### Records that describe figures
Start
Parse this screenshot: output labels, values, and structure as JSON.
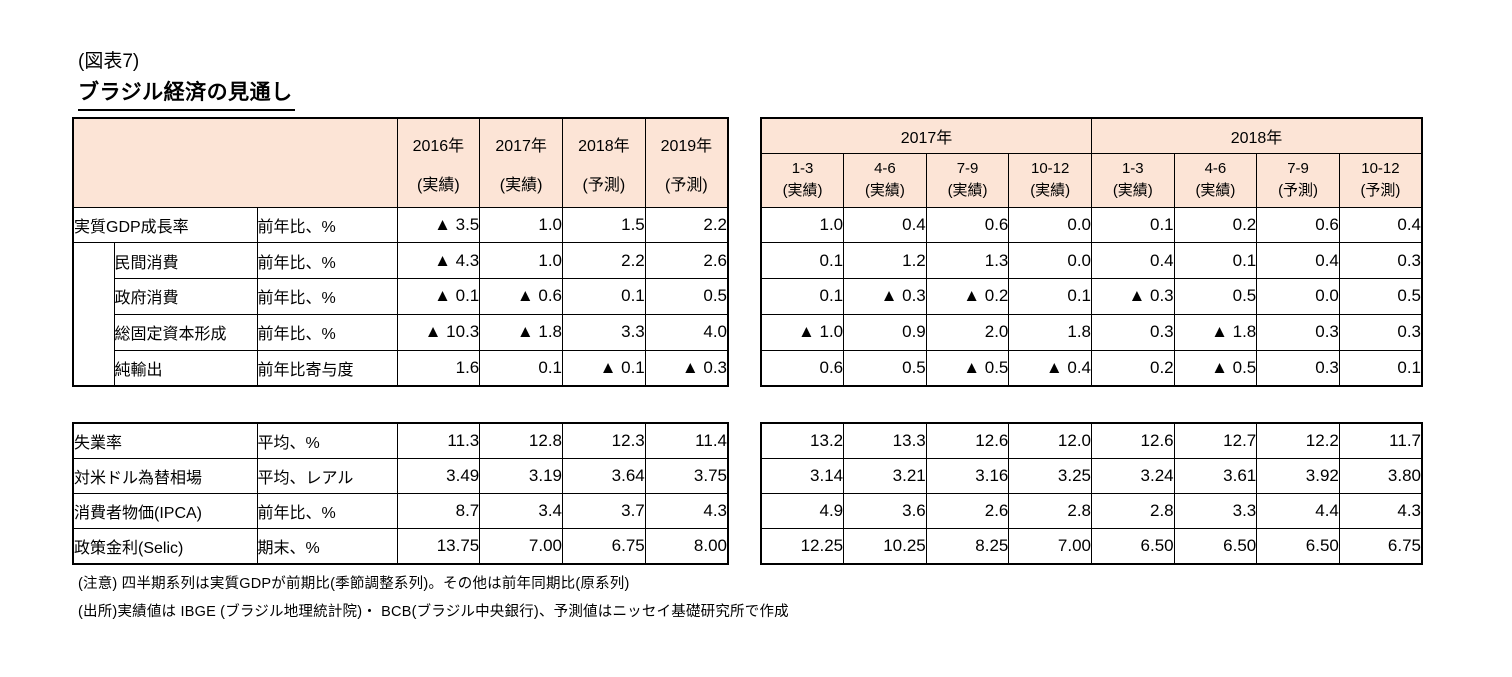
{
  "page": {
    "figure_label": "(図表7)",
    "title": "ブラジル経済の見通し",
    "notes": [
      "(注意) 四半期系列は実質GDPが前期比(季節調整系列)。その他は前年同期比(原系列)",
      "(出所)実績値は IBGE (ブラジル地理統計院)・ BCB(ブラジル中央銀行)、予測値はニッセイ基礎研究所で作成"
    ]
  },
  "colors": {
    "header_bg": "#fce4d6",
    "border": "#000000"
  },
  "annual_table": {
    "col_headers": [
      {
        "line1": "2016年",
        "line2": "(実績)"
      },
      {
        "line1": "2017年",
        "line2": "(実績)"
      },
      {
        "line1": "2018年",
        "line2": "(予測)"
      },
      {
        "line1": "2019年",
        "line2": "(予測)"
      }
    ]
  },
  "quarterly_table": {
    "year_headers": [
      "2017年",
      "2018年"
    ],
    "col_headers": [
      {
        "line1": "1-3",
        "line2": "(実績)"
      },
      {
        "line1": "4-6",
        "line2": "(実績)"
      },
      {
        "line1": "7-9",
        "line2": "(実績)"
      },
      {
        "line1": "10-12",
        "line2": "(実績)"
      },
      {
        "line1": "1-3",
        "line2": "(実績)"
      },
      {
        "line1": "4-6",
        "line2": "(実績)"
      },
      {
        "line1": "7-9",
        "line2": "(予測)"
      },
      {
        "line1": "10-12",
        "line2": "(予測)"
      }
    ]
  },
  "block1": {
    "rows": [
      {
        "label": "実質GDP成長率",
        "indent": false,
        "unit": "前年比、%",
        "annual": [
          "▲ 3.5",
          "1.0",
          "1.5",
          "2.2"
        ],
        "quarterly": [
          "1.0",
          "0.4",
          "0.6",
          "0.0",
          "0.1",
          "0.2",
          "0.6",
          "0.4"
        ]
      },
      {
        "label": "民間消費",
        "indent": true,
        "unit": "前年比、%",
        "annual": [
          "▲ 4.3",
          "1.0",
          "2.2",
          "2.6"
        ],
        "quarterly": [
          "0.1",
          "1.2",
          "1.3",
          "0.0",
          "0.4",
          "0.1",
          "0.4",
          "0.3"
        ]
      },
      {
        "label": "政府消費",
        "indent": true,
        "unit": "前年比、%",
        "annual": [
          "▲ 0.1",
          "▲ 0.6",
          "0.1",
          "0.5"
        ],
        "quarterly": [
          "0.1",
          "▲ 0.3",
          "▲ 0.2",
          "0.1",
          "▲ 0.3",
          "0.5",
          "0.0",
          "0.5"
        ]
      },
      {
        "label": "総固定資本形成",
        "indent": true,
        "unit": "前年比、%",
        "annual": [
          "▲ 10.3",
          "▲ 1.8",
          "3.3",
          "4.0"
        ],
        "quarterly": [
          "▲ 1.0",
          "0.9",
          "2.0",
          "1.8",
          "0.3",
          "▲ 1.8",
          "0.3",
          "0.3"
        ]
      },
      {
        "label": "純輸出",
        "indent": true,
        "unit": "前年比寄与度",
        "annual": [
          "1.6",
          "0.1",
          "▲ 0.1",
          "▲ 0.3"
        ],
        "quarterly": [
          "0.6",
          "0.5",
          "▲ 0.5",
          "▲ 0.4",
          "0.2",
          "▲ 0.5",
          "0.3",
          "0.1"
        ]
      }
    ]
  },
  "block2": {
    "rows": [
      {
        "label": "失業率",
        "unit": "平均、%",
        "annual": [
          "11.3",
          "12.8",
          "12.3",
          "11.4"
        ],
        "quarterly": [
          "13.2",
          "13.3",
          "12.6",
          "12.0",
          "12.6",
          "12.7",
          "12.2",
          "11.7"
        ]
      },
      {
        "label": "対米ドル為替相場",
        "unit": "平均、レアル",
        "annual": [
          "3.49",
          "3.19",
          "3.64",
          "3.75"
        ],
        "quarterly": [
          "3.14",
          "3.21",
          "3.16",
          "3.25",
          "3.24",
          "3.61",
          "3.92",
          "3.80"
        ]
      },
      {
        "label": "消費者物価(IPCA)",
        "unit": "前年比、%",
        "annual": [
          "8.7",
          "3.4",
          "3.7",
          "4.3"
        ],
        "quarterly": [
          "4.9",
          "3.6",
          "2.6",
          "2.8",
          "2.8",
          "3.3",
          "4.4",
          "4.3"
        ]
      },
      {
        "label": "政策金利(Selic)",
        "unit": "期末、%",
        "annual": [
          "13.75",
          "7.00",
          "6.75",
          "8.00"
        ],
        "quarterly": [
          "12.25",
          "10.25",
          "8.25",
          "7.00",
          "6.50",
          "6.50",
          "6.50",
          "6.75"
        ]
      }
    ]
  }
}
End
Start
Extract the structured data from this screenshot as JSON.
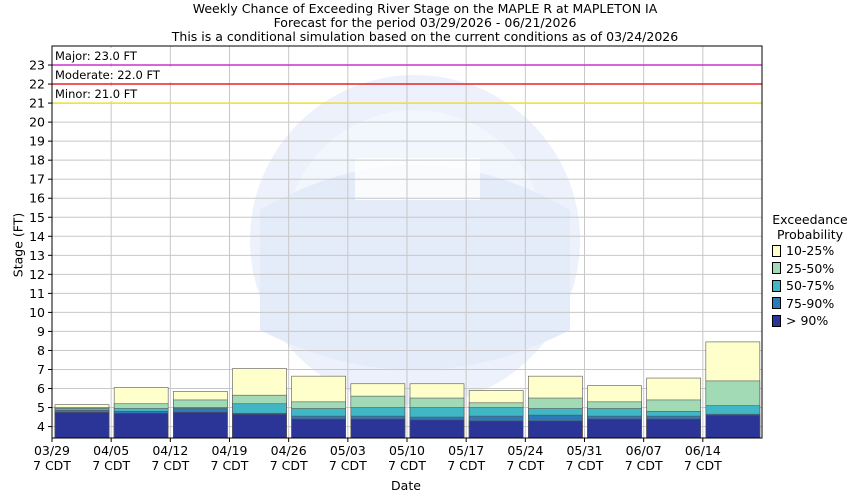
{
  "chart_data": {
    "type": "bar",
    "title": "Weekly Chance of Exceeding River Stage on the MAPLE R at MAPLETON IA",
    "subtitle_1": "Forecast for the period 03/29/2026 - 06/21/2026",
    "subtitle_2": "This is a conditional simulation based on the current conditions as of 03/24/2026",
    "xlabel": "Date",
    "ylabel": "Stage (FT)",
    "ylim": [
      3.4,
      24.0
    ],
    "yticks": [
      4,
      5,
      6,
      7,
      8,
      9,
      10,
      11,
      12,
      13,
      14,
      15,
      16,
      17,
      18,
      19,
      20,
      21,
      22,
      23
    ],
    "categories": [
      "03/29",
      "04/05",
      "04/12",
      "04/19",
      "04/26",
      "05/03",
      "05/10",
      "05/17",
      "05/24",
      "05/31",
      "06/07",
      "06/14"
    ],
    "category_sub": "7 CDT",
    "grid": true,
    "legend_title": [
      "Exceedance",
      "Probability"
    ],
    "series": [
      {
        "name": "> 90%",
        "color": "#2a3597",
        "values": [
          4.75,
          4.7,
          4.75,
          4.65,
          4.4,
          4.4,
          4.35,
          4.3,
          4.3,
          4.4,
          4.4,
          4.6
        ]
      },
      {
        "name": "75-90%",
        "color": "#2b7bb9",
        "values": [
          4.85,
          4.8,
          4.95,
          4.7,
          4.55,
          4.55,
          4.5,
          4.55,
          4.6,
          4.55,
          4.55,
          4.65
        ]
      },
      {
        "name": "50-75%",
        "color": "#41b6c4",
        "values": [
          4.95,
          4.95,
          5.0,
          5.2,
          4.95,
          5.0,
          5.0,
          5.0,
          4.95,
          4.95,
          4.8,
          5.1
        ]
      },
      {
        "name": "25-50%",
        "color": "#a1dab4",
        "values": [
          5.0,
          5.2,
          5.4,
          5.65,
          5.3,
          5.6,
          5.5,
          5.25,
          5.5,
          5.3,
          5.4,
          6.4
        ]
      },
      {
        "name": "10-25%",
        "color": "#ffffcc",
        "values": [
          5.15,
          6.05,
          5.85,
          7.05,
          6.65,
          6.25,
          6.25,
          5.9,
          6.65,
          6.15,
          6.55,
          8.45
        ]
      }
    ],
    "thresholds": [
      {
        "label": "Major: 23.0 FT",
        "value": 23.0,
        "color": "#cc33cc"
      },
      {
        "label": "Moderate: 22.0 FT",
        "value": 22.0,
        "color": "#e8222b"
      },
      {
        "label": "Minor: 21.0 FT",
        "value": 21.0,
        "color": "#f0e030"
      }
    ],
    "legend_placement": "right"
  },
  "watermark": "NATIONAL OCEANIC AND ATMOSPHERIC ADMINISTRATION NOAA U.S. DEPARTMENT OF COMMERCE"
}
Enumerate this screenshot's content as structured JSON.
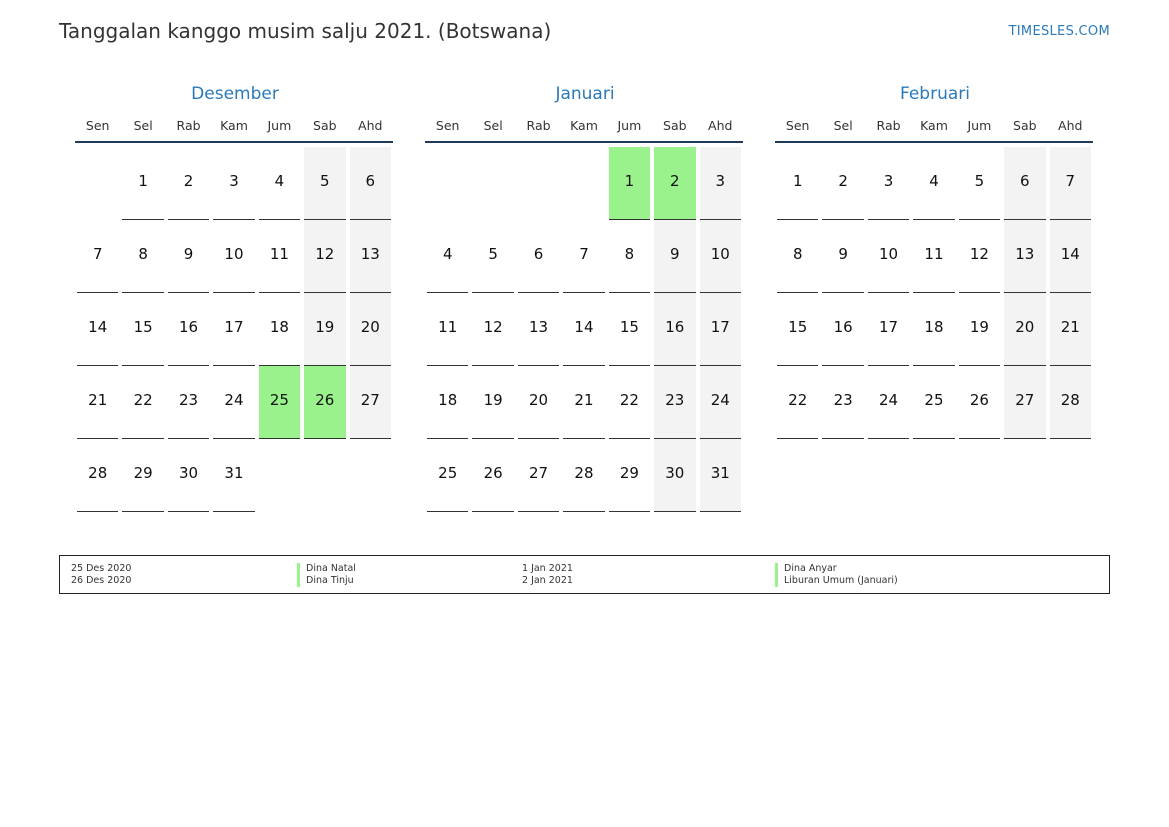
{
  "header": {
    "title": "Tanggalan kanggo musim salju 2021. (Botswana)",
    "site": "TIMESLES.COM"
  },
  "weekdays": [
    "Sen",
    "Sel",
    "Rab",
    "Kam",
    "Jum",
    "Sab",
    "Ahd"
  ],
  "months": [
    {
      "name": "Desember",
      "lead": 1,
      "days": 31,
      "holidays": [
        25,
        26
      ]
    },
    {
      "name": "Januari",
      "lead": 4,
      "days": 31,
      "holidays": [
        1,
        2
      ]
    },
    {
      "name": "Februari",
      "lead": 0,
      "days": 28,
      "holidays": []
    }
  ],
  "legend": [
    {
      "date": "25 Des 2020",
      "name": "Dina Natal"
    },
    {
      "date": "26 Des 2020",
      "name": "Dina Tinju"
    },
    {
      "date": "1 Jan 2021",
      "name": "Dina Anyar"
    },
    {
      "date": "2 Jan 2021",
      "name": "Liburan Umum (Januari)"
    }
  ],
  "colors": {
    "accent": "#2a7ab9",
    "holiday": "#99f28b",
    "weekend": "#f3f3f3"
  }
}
End
### What you have to do
Check each line above for the word "Stage" and copy the ones that have it.

### Problem solution
    "title": "Weekly Chance of Exceeding River Stage on the MAPLE R at MAPLETON IA",
    "ylabel": "Stage (FT)",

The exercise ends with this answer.